* WHAT TO PRODUCE
Retype every entry word for word.

----------

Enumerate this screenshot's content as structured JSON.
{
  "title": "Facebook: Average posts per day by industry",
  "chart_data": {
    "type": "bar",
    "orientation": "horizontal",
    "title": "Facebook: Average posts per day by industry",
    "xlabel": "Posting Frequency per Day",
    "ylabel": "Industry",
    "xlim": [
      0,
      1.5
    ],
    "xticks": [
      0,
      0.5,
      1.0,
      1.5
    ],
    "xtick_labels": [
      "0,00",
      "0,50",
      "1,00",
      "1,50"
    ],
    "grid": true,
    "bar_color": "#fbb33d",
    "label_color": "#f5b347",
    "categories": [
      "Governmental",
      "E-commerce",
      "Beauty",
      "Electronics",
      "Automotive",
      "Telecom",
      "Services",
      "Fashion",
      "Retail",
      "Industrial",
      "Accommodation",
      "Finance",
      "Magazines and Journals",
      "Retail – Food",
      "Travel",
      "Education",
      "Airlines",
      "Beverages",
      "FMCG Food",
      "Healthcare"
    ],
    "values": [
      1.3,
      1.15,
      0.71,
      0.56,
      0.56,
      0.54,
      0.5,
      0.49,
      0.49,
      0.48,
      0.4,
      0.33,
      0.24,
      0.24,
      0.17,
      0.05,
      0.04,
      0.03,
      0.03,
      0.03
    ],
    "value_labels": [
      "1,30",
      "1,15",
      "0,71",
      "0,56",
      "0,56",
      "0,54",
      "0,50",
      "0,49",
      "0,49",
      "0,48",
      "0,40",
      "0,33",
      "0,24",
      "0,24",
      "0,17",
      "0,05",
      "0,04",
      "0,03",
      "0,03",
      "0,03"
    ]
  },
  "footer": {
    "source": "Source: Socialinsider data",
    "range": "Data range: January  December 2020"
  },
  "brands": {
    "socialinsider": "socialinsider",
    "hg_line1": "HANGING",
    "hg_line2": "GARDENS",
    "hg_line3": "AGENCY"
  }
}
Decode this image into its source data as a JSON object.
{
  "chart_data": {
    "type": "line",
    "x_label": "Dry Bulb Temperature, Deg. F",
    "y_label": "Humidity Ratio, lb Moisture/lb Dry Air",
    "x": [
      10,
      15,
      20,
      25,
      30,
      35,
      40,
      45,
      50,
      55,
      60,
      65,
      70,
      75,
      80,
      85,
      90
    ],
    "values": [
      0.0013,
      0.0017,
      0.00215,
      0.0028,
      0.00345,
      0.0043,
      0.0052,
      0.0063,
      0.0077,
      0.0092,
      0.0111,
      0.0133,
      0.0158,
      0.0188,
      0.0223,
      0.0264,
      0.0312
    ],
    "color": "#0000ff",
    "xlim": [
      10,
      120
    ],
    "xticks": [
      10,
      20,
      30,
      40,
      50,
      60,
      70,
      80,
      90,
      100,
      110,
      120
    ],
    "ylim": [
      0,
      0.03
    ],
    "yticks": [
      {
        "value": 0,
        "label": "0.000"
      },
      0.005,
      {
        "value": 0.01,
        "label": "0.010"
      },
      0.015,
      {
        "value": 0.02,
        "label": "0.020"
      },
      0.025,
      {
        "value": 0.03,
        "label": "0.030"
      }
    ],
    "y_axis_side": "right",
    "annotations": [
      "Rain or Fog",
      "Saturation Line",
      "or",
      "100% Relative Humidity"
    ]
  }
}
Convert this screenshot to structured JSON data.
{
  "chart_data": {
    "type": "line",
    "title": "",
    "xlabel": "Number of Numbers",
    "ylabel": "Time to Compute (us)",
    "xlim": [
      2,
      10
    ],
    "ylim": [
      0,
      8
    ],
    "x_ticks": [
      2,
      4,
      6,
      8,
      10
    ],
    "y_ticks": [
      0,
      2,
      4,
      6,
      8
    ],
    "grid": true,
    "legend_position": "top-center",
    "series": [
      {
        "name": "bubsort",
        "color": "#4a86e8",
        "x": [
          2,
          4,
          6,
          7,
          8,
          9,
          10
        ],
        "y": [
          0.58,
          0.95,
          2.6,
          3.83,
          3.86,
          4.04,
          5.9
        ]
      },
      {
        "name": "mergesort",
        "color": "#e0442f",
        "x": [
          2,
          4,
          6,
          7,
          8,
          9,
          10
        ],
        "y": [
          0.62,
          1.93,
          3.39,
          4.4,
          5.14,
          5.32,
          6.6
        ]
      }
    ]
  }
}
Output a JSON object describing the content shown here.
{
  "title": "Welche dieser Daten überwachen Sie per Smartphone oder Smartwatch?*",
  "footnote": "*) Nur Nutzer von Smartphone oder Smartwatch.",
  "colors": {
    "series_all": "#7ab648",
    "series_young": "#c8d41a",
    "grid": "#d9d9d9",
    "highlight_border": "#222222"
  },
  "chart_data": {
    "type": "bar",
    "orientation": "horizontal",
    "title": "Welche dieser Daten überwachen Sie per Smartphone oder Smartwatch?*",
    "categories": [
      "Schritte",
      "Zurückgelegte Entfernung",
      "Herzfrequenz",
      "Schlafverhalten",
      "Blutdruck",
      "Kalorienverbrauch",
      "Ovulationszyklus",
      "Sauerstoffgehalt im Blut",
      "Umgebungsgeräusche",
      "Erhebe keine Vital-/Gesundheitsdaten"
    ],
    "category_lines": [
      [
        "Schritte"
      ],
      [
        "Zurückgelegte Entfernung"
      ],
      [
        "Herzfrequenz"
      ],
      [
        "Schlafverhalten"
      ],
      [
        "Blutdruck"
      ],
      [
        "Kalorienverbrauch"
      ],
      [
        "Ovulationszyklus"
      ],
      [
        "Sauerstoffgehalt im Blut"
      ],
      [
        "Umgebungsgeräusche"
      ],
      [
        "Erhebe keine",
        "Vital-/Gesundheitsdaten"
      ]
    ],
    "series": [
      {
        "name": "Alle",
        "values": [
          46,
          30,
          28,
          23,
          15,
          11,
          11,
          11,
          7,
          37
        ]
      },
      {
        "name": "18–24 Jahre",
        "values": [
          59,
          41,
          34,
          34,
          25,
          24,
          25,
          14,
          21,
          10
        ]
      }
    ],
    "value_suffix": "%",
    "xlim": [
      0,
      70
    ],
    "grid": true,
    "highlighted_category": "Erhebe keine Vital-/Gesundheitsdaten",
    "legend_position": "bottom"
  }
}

----------

* TASK ANSWER
Enumerate this screenshot's content as structured JSON.
{
  "title": "Facebook: Average posts per day by industry",
  "chart_data": {
    "type": "bar",
    "orientation": "horizontal",
    "title": "Facebook: Average posts per day by industry",
    "xlabel": "Posting Frequency per Day",
    "ylabel": "Industry",
    "xlim": [
      0,
      1.5
    ],
    "xticks": [
      0,
      0.5,
      1.0,
      1.5
    ],
    "xtick_labels": [
      "0,00",
      "0,50",
      "1,00",
      "1,50"
    ],
    "grid": true,
    "bar_color": "#fbb33d",
    "label_color": "#f5b347",
    "categories": [
      "Governmental",
      "E-commerce",
      "Beauty",
      "Electronics",
      "Automotive",
      "Telecom",
      "Services",
      "Fashion",
      "Retail",
      "Industrial",
      "Accommodation",
      "Finance",
      "Magazines and Journals",
      "Retail – Food",
      "Travel",
      "Education",
      "Airlines",
      "Beverages",
      "FMCG Food",
      "Healthcare"
    ],
    "values": [
      1.3,
      1.15,
      0.71,
      0.56,
      0.56,
      0.54,
      0.5,
      0.49,
      0.49,
      0.48,
      0.4,
      0.33,
      0.24,
      0.24,
      0.17,
      0.05,
      0.04,
      0.03,
      0.03,
      0.03
    ],
    "value_labels": [
      "1,30",
      "1,15",
      "0,71",
      "0,56",
      "0,56",
      "0,54",
      "0,50",
      "0,49",
      "0,49",
      "0,48",
      "0,40",
      "0,33",
      "0,24",
      "0,24",
      "0,17",
      "0,05",
      "0,04",
      "0,03",
      "0,03",
      "0,03"
    ]
  },
  "footer": {
    "source": "Source: Socialinsider data",
    "range": "Data range: January  December 2020"
  },
  "brands": {
    "socialinsider": "socialinsider",
    "hg_line1": "HANGING",
    "hg_line2": "GARDENS",
    "hg_line3": "AGENCY"
  }
}
Decode this image into its source data as a JSON object.
{
  "chart_data": {
    "type": "line",
    "x_label": "Dry Bulb Temperature, Deg. F",
    "y_label": "Humidity Ratio, lb Moisture/lb Dry Air",
    "x": [
      10,
      15,
      20,
      25,
      30,
      35,
      40,
      45,
      50,
      55,
      60,
      65,
      70,
      75,
      80,
      85,
      90
    ],
    "values": [
      0.0013,
      0.0017,
      0.00215,
      0.0028,
      0.00345,
      0.0043,
      0.0052,
      0.0063,
      0.0077,
      0.0092,
      0.0111,
      0.0133,
      0.0158,
      0.0188,
      0.0223,
      0.0264,
      0.0312
    ],
    "color": "#0000ff",
    "xlim": [
      10,
      120
    ],
    "xticks": [
      10,
      20,
      30,
      40,
      50,
      60,
      70,
      80,
      90,
      100,
      110,
      120
    ],
    "ylim": [
      0,
      0.03
    ],
    "yticks": [
      {
        "value": 0,
        "label": "0.000"
      },
      0.005,
      {
        "value": 0.01,
        "label": "0.010"
      },
      0.015,
      {
        "value": 0.02,
        "label": "0.020"
      },
      0.025,
      {
        "value": 0.03,
        "label": "0.030"
      }
    ],
    "y_axis_side": "right",
    "annotations": [
      "Rain or Fog",
      "Saturation Line",
      "or",
      "100% Relative Humidity"
    ]
  }
}
Convert this screenshot to structured JSON data.
{
  "chart_data": {
    "type": "line",
    "title": "",
    "xlabel": "Number of Numbers",
    "ylabel": "Time to Compute (us)",
    "xlim": [
      2,
      10
    ],
    "ylim": [
      0,
      8
    ],
    "x_ticks": [
      2,
      4,
      6,
      8,
      10
    ],
    "y_ticks": [
      0,
      2,
      4,
      6,
      8
    ],
    "grid": true,
    "legend_position": "top-center",
    "series": [
      {
        "name": "bubsort",
        "color": "#4a86e8",
        "x": [
          2,
          4,
          6,
          7,
          8,
          9,
          10
        ],
        "y": [
          0.58,
          0.95,
          2.6,
          3.83,
          3.86,
          4.04,
          5.9
        ]
      },
      {
        "name": "mergesort",
        "color": "#e0442f",
        "x": [
          2,
          4,
          6,
          7,
          8,
          9,
          10
        ],
        "y": [
          0.62,
          1.93,
          3.39,
          4.4,
          5.14,
          5.32,
          6.6
        ]
      }
    ]
  }
}
Output a JSON object describing the content shown here.
{
  "title": "Welche dieser Daten überwachen Sie per Smartphone oder Smartwatch?*",
  "footnote": "*) Nur Nutzer von Smartphone oder Smartwatch.",
  "colors": {
    "series_all": "#7ab648",
    "series_young": "#c8d41a",
    "grid": "#d9d9d9",
    "highlight_border": "#222222"
  },
  "chart_data": {
    "type": "bar",
    "orientation": "horizontal",
    "title": "Welche dieser Daten überwachen Sie per Smartphone oder Smartwatch?*",
    "categories": [
      "Schritte",
      "Zurückgelegte Entfernung",
      "Herzfrequenz",
      "Schlafverhalten",
      "Blutdruck",
      "Kalorienverbrauch",
      "Ovulationszyklus",
      "Sauerstoffgehalt im Blut",
      "Umgebungsgeräusche",
      "Erhebe keine Vital-/Gesundheitsdaten"
    ],
    "category_lines": [
      [
        "Schritte"
      ],
      [
        "Zurückgelegte Entfernung"
      ],
      [
        "Herzfrequenz"
      ],
      [
        "Schlafverhalten"
      ],
      [
        "Blutdruck"
      ],
      [
        "Kalorienverbrauch"
      ],
      [
        "Ovulationszyklus"
      ],
      [
        "Sauerstoffgehalt im Blut"
      ],
      [
        "Umgebungsgeräusche"
      ],
      [
        "Erhebe keine",
        "Vital-/Gesundheitsdaten"
      ]
    ],
    "series": [
      {
        "name": "Alle",
        "values": [
          46,
          30,
          28,
          23,
          15,
          11,
          11,
          11,
          7,
          37
        ]
      },
      {
        "name": "18–24 Jahre",
        "values": [
          59,
          41,
          34,
          34,
          25,
          24,
          25,
          14,
          21,
          10
        ]
      }
    ],
    "value_suffix": "%",
    "xlim": [
      0,
      70
    ],
    "grid": true,
    "highlighted_category": "Erhebe keine Vital-/Gesundheitsdaten",
    "legend_position": "bottom"
  }
}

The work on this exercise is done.